Records about charts and figures:
· · · · ·
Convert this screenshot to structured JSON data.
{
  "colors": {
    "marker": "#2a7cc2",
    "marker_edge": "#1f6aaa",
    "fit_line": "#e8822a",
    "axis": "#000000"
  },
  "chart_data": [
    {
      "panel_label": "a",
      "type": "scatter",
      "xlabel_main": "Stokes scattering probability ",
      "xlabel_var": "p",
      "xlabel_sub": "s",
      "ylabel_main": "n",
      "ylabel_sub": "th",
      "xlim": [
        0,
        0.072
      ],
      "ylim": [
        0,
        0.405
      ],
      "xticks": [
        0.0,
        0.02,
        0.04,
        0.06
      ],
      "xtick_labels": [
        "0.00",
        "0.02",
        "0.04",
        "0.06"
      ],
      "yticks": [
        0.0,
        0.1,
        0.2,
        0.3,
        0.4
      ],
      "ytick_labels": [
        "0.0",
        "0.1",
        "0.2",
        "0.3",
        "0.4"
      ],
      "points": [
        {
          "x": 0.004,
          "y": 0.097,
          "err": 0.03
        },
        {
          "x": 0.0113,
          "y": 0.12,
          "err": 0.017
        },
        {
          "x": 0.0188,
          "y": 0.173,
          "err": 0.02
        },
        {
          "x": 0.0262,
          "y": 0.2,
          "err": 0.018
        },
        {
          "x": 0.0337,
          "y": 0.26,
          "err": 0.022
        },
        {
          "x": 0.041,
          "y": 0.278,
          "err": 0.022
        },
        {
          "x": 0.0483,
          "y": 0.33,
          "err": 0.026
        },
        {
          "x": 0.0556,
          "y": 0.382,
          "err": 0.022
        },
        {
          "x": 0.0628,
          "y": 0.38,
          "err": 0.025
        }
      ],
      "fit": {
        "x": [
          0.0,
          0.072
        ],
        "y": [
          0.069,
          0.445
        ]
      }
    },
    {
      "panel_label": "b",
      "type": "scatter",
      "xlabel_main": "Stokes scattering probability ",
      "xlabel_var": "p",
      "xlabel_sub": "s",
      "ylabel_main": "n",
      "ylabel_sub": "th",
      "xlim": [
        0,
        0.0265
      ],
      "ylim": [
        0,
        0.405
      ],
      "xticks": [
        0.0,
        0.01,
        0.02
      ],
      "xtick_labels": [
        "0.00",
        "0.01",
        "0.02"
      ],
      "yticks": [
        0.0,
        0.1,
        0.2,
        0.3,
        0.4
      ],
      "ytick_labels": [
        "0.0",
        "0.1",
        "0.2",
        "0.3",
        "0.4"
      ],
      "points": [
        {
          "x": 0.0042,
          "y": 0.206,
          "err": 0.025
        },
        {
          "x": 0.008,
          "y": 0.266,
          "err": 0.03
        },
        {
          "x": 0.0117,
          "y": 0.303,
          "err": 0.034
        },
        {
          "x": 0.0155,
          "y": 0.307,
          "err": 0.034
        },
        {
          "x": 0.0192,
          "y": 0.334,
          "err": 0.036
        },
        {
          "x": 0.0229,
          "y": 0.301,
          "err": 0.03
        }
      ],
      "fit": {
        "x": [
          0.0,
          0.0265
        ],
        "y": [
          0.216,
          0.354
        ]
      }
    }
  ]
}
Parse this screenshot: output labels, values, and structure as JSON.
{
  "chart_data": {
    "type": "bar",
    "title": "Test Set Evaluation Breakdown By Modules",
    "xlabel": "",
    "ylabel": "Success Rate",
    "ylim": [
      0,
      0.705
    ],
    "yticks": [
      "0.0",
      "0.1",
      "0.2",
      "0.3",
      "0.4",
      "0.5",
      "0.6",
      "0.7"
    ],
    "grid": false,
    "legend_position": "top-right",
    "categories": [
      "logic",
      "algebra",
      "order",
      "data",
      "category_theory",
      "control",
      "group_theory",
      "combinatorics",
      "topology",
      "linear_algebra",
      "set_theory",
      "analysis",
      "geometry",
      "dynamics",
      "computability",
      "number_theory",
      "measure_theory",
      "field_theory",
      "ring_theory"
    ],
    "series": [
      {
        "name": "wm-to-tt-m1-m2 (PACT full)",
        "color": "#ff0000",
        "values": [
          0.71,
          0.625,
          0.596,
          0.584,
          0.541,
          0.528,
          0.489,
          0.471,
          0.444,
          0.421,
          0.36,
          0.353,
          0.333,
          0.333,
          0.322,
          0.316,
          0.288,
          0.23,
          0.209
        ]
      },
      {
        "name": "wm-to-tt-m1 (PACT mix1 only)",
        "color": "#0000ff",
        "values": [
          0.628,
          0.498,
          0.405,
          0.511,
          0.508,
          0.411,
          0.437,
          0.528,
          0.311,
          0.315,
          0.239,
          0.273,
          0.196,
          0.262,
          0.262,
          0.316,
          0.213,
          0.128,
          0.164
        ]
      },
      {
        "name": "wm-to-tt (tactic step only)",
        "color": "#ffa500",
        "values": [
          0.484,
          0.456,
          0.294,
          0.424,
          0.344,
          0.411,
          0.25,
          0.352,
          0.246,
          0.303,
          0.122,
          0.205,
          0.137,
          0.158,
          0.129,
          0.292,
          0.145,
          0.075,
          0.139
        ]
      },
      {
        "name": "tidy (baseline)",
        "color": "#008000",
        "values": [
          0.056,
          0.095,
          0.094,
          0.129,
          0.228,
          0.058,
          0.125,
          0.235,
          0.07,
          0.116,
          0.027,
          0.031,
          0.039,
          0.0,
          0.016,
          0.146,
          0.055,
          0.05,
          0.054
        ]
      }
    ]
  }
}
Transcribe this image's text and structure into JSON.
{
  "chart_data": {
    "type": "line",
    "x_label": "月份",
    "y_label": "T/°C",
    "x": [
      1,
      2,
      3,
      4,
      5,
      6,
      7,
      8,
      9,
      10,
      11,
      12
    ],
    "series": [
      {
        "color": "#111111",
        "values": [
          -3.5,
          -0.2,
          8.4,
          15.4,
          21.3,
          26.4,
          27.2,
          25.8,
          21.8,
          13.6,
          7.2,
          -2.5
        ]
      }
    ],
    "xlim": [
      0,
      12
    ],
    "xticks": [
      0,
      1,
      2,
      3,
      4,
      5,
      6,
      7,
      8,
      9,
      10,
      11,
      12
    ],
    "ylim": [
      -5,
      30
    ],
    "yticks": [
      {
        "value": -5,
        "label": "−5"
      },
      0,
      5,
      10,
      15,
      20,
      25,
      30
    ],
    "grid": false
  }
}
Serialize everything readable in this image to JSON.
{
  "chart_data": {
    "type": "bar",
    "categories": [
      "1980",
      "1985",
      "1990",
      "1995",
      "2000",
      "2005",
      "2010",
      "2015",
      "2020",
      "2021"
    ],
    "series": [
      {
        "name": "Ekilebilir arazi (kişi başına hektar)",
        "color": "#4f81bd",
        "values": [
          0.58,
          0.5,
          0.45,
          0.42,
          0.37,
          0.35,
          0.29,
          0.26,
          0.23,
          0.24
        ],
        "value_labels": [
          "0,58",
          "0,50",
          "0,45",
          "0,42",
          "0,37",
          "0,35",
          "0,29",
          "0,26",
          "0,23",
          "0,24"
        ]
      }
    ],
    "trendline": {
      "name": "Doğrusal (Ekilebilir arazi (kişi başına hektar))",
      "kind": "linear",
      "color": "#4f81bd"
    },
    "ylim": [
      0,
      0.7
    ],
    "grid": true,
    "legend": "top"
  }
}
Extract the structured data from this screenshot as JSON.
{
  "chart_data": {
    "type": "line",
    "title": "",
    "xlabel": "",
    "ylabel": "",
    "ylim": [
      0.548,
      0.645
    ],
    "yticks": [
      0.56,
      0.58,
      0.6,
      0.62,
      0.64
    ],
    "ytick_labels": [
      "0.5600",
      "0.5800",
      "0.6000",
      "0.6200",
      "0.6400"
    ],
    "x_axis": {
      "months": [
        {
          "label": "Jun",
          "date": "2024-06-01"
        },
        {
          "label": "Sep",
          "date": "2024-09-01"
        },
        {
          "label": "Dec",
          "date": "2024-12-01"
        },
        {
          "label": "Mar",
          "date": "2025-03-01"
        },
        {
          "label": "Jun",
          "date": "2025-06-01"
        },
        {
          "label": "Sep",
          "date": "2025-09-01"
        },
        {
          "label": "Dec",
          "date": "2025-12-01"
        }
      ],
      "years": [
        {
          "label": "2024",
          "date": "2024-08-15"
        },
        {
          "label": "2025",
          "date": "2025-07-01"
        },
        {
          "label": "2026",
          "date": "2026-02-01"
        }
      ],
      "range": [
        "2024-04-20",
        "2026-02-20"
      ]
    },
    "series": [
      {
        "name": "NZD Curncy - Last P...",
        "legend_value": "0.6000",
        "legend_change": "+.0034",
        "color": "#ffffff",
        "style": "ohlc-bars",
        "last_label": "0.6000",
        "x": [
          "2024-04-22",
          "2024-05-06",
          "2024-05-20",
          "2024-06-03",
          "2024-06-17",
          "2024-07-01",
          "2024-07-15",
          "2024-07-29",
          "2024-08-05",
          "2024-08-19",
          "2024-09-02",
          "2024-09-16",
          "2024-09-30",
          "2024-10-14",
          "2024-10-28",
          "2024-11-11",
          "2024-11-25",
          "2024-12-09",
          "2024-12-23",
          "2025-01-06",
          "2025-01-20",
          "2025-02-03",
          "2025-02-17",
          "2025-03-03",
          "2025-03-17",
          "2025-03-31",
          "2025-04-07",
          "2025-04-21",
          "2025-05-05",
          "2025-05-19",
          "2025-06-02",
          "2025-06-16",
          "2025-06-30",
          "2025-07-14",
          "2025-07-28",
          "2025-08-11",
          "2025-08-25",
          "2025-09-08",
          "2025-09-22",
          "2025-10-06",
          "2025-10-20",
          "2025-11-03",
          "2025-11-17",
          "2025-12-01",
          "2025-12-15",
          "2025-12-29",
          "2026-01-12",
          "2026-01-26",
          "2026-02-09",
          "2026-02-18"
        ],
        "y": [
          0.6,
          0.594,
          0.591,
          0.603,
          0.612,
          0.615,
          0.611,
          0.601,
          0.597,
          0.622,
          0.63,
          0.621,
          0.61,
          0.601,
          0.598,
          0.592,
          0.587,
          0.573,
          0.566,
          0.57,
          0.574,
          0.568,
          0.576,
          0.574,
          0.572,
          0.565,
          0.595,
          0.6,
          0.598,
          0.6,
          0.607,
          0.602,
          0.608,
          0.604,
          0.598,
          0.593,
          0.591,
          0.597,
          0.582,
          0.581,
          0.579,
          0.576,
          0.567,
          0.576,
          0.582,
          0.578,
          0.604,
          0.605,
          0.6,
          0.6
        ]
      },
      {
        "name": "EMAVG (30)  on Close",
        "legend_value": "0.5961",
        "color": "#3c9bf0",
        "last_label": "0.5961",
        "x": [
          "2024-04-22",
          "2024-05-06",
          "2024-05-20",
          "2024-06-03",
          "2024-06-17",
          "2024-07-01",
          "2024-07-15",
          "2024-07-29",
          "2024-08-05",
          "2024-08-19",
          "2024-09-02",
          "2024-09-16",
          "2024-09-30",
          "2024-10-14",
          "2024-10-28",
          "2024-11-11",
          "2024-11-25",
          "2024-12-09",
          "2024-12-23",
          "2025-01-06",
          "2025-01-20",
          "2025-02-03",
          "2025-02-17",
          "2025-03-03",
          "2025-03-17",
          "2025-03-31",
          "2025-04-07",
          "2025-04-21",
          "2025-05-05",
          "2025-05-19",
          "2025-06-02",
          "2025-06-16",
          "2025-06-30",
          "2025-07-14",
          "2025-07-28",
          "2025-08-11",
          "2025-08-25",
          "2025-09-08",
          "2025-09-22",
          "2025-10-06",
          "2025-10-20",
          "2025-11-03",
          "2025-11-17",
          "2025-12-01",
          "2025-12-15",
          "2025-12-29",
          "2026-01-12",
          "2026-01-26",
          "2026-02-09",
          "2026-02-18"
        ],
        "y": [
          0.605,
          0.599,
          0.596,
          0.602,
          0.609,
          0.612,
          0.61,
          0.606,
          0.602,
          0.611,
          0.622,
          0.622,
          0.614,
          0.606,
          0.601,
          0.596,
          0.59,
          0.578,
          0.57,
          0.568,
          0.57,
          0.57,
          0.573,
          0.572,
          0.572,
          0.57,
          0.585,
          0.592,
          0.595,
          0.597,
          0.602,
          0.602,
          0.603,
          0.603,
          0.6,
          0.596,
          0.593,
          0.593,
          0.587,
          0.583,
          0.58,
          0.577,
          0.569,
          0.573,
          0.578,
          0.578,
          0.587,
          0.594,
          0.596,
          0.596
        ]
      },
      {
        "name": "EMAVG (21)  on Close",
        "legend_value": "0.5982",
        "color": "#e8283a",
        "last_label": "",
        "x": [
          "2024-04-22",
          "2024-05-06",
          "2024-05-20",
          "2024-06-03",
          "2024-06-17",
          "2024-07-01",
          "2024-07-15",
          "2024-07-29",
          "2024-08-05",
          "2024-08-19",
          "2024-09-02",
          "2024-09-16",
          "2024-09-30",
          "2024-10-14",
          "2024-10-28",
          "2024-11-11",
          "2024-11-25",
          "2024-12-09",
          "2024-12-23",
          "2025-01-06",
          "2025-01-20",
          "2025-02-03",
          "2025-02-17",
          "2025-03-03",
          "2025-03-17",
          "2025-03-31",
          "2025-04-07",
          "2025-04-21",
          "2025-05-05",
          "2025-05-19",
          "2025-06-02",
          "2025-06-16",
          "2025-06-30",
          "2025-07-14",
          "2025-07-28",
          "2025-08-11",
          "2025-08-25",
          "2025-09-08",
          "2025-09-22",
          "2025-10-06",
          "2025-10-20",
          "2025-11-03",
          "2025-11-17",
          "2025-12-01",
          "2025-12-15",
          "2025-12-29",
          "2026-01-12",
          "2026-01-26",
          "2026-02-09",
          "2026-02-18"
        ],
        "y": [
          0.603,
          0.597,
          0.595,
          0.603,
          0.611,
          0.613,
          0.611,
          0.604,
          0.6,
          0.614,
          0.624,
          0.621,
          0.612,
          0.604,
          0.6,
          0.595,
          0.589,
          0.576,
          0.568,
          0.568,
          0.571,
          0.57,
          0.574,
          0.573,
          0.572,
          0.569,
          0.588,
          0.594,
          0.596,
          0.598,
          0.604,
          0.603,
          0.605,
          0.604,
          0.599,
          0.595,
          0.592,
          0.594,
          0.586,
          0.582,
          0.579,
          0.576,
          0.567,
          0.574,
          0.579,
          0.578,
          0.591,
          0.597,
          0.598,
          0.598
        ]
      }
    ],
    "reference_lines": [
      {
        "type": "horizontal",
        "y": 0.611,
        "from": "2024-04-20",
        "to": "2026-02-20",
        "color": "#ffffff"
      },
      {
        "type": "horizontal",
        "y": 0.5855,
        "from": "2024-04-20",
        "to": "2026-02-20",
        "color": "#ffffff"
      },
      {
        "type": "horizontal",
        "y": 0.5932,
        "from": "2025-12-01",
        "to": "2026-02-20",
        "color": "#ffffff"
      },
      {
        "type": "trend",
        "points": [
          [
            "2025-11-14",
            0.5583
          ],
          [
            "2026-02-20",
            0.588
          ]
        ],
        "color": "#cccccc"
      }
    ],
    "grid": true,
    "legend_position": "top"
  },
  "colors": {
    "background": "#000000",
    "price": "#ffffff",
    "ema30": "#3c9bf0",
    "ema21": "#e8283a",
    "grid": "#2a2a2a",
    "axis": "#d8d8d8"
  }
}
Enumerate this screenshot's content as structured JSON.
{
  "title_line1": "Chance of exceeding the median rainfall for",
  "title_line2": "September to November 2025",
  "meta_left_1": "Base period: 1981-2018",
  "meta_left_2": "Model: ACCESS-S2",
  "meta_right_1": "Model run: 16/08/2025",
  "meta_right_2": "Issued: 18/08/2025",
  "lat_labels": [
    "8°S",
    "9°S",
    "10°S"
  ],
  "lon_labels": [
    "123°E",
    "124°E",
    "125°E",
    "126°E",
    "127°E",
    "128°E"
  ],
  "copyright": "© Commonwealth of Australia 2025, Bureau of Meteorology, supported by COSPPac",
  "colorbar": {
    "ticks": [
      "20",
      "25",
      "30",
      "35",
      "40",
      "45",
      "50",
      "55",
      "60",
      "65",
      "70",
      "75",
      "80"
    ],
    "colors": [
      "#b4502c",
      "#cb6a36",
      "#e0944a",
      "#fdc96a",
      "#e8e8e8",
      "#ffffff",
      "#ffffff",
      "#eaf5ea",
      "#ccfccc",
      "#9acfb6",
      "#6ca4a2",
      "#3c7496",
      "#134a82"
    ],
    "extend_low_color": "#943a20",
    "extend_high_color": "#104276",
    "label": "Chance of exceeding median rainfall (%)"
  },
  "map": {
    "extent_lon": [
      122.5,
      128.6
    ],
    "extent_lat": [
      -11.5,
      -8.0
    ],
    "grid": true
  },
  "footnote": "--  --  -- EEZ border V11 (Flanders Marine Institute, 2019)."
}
· · · · ·
- **WORK TO BE COMPLETED**
The records are above. How many lines in them contain the word "median"? Give the number alone.

- **FINAL ANSWER**
2